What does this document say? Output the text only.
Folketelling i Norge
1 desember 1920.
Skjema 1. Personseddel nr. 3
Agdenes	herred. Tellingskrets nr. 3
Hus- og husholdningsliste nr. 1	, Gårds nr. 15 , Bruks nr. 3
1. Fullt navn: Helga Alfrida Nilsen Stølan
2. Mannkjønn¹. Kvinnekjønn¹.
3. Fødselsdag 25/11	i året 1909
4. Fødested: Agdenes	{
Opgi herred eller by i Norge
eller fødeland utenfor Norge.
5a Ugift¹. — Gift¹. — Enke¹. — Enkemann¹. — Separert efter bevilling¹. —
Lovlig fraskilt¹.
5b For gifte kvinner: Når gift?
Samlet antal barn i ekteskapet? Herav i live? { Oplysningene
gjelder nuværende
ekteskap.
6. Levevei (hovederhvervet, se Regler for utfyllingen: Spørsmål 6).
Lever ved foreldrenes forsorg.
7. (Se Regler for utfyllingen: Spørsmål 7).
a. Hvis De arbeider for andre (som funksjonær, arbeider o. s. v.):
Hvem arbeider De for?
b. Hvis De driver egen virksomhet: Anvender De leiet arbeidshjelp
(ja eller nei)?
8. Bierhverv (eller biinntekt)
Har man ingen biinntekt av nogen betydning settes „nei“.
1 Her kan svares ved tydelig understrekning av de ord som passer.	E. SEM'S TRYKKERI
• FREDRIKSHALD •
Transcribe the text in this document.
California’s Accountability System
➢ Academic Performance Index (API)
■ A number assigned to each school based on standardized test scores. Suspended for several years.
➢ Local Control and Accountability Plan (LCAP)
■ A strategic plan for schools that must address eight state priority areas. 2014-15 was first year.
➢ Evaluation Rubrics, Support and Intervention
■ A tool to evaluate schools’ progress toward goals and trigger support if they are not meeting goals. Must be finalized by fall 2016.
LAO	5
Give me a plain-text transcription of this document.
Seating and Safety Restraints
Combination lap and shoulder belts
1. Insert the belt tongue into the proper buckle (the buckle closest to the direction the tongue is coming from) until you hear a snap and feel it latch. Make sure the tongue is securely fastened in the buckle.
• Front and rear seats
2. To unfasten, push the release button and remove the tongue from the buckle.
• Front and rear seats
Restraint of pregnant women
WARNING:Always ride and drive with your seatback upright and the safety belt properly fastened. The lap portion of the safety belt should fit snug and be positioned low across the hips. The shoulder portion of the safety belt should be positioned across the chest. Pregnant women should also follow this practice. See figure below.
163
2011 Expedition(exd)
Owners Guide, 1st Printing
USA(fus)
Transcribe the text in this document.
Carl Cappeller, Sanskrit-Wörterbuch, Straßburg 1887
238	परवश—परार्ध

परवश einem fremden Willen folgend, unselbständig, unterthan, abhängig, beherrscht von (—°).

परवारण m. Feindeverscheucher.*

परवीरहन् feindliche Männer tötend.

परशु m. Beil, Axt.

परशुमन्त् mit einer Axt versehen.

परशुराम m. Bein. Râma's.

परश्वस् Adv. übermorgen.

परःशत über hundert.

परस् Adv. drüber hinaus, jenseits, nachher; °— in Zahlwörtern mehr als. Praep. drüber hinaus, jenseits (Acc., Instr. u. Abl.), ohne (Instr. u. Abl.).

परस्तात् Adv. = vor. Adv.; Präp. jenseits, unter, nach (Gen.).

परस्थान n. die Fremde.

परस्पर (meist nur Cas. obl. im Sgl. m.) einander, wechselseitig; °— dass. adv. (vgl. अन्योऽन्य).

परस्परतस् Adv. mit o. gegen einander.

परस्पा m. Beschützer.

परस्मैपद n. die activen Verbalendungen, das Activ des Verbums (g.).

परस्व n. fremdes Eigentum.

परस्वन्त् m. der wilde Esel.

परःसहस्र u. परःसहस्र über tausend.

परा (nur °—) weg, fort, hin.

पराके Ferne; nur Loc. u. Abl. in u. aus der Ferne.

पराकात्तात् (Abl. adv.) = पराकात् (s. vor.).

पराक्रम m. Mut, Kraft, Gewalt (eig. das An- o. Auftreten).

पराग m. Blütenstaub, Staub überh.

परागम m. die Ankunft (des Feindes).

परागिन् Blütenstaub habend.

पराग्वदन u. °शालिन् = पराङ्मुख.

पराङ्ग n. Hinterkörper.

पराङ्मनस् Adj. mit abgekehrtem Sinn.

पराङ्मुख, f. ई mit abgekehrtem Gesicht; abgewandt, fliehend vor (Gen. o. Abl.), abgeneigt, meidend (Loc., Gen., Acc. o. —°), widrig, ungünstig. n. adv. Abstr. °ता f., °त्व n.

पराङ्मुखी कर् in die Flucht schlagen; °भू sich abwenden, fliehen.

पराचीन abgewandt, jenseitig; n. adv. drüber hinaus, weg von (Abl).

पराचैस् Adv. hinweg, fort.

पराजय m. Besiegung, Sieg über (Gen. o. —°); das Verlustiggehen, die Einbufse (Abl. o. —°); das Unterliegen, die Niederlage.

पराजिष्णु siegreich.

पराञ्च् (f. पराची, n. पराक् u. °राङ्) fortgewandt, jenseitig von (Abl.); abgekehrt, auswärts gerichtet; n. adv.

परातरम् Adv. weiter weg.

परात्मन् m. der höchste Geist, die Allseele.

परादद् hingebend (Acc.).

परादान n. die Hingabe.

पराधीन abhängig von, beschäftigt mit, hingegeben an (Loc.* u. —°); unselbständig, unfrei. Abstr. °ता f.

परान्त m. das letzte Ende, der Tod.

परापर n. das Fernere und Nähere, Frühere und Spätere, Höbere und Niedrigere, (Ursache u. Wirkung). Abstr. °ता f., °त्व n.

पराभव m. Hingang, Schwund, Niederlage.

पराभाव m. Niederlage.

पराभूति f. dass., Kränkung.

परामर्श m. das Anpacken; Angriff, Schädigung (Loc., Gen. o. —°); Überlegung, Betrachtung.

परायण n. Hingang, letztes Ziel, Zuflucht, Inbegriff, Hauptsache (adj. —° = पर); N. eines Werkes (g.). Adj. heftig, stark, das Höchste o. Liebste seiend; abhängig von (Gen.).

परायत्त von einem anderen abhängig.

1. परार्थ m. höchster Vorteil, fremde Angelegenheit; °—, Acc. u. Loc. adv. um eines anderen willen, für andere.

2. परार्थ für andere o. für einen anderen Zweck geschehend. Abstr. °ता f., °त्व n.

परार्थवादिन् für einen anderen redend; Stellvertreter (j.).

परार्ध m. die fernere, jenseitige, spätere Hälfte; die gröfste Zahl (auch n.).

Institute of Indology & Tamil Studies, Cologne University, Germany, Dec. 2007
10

==============================

TO DO:
Find the lines above that contain the word "Spørsmål" and collect them.

THE RESULT:
6. Levevei (hovederhvervet, se Regler for utfyllingen: Spørsmål 6).
7. (Se Regler for utfyllingen: Spørsmål 7).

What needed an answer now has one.